Your task ▸ Write out each line in which the string "himoya" is present.

Exercise materials ▸
BEGIN
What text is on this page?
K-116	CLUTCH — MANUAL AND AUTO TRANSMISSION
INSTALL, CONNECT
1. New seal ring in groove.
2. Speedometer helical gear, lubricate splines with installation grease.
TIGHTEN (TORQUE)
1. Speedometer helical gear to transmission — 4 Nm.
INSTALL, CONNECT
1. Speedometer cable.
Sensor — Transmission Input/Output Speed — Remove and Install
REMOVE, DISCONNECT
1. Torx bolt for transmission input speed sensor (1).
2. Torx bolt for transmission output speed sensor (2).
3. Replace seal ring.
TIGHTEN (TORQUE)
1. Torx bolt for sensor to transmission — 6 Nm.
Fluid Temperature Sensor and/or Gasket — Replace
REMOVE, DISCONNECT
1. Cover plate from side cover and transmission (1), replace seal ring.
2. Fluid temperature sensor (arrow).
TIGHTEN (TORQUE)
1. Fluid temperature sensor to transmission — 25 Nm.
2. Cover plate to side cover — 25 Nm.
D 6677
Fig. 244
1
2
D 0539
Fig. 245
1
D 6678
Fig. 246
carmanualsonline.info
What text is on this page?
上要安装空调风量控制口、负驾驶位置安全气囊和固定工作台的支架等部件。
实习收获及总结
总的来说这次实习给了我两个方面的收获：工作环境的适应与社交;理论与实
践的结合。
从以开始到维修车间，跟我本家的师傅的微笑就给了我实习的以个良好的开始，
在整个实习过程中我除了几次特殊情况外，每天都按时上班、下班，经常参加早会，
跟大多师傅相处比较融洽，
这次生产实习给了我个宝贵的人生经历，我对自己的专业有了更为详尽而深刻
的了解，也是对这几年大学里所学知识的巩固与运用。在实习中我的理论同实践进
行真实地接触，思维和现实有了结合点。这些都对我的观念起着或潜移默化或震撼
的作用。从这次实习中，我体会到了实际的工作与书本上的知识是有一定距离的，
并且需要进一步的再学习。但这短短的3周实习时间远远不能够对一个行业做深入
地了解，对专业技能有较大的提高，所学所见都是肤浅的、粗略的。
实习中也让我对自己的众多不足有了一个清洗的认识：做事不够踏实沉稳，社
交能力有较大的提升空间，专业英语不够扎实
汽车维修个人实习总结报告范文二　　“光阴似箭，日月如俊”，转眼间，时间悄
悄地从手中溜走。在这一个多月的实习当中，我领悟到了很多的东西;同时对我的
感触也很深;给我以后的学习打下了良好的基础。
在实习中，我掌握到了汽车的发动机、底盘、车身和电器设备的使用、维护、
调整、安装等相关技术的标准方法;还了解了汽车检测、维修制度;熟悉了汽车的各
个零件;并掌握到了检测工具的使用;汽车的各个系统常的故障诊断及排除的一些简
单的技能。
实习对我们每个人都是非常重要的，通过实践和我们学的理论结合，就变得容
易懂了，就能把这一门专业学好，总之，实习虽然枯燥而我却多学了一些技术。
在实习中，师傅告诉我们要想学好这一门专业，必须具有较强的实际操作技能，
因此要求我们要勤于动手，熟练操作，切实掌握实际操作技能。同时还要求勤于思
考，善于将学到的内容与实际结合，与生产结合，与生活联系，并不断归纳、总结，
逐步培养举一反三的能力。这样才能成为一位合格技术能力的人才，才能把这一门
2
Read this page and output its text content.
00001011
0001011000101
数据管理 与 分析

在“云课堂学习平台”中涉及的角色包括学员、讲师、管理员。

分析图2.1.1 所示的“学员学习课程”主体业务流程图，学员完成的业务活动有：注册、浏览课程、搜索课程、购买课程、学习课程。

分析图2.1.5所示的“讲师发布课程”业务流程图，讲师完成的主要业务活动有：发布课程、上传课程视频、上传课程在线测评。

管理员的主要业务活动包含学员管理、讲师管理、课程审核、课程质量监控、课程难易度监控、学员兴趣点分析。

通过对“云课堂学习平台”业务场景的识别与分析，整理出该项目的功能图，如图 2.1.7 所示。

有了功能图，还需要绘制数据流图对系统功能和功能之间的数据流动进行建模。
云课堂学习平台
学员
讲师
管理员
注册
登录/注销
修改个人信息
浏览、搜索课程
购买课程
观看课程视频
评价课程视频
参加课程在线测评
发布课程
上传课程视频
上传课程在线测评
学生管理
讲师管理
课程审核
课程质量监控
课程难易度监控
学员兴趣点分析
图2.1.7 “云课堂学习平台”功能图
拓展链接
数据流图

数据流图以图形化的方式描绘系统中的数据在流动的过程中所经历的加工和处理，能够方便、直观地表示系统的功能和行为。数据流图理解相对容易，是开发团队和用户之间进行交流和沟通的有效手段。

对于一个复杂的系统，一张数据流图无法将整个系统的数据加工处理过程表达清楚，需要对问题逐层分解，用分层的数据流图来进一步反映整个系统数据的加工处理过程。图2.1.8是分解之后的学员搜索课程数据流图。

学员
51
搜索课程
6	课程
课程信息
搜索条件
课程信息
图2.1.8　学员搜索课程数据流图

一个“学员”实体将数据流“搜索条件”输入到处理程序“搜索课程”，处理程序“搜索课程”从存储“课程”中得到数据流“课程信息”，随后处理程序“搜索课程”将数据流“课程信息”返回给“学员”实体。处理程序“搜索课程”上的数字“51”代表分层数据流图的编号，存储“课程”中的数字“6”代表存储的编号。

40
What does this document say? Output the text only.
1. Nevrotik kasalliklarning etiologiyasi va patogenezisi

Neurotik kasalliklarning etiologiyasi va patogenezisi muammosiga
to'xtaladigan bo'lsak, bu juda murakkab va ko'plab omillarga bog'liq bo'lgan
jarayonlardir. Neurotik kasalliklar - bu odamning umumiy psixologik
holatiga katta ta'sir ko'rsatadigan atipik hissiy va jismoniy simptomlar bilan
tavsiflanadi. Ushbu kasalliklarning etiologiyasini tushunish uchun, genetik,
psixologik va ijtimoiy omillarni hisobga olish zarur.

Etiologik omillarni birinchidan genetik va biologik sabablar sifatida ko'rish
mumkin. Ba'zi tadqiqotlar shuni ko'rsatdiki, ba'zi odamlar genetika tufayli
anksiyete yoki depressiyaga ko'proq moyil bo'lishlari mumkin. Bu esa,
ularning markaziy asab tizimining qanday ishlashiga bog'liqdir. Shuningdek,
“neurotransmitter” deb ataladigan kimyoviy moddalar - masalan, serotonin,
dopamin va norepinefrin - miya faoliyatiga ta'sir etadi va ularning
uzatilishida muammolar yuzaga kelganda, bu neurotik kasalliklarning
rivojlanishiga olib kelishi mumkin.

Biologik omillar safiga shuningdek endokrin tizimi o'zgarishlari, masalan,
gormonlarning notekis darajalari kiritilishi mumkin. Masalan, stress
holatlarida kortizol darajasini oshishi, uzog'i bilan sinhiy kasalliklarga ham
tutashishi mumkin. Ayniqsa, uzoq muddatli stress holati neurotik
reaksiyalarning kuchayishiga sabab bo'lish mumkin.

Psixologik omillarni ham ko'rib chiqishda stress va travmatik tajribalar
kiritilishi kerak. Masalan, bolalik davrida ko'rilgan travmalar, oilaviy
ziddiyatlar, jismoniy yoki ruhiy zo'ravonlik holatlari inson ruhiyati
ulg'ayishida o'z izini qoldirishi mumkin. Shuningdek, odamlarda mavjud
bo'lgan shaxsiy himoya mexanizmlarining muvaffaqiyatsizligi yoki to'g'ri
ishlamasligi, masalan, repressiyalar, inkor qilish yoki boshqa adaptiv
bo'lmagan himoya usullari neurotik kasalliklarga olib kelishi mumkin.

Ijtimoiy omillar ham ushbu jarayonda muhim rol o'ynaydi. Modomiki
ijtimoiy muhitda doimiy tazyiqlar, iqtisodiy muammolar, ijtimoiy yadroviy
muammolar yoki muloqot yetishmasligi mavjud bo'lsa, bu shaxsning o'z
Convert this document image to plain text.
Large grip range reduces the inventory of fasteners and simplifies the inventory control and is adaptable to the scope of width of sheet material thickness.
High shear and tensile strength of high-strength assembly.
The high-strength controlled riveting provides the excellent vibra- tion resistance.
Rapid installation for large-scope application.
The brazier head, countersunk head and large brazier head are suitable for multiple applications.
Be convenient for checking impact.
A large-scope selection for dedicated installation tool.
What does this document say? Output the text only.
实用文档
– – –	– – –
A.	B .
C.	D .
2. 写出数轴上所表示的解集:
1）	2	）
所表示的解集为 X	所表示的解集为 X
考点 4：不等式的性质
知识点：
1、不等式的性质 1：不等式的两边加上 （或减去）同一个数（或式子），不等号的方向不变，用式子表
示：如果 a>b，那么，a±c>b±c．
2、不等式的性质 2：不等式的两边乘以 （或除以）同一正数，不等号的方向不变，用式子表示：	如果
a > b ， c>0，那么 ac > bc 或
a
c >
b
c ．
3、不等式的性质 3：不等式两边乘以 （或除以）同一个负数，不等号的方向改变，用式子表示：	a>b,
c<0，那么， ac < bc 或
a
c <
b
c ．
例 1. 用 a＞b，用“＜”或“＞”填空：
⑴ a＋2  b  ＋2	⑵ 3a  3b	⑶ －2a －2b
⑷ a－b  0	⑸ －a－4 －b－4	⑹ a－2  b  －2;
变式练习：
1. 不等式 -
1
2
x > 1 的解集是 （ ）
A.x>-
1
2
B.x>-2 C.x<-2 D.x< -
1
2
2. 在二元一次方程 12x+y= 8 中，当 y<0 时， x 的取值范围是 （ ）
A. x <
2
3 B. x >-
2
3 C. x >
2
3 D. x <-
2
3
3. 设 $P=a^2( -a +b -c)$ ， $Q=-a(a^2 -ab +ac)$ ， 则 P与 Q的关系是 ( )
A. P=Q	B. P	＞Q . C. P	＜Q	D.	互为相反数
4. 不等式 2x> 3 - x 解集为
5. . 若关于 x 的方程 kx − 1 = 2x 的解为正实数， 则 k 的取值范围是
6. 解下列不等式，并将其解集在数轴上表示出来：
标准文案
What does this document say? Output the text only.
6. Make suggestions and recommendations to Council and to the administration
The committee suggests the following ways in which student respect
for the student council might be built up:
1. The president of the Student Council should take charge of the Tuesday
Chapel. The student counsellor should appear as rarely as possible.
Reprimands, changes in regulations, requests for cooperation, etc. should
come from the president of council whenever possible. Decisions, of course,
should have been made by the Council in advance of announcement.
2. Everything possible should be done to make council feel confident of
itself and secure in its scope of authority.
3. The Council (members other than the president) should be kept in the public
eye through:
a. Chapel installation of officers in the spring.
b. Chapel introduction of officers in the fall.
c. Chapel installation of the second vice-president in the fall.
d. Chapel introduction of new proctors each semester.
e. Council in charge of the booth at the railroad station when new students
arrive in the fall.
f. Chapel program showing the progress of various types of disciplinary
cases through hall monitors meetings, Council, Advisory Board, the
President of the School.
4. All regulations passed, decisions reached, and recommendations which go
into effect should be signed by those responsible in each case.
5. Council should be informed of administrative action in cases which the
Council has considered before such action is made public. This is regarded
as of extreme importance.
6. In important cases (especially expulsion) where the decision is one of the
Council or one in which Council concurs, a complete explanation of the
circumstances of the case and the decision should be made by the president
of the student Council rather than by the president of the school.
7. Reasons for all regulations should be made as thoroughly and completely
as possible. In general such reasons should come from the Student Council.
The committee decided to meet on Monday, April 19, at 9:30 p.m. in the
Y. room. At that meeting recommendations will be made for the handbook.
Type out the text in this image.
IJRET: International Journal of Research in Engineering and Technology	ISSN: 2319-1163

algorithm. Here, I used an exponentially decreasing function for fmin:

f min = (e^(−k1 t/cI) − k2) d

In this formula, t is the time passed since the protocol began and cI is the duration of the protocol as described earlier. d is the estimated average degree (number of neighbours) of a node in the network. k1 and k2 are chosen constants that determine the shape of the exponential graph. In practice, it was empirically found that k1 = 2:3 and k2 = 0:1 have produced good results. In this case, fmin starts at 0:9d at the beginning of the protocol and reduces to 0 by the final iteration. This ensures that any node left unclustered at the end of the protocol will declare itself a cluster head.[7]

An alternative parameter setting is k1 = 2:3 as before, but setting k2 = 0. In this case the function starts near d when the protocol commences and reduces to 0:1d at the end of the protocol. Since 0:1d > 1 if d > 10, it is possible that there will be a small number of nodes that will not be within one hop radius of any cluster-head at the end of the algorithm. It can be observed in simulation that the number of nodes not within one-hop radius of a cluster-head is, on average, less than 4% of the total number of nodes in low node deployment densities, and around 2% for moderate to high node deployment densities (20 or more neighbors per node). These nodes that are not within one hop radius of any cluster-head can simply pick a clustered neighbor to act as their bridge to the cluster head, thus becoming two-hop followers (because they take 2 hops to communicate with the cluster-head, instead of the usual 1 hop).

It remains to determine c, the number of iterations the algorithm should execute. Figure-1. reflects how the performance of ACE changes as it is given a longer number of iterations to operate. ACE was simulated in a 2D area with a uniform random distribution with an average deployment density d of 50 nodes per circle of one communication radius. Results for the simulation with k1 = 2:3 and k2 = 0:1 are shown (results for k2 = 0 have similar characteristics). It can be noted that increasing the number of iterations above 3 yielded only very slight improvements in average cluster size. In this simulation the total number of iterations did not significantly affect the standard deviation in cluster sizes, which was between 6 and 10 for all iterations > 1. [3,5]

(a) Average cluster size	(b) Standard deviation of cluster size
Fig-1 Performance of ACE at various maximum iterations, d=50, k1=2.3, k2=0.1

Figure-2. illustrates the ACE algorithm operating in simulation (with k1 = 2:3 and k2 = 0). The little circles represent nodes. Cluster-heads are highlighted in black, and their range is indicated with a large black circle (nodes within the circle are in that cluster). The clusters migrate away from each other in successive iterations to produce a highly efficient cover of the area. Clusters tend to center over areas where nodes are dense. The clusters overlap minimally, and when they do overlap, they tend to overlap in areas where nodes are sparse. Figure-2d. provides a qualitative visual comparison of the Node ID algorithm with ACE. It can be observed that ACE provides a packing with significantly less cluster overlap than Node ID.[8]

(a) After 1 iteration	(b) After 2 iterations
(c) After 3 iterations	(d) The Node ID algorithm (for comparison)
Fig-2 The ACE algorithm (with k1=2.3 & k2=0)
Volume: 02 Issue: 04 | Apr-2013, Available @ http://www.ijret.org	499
END
Solution ▸
bo'lgan shaxsiy himoya mexanizmlarining muvaffaqiyatsizligi yoki to'g'ri
bo'lmagan himoya usullari neurotik kasalliklarga olib kelishi mumkin.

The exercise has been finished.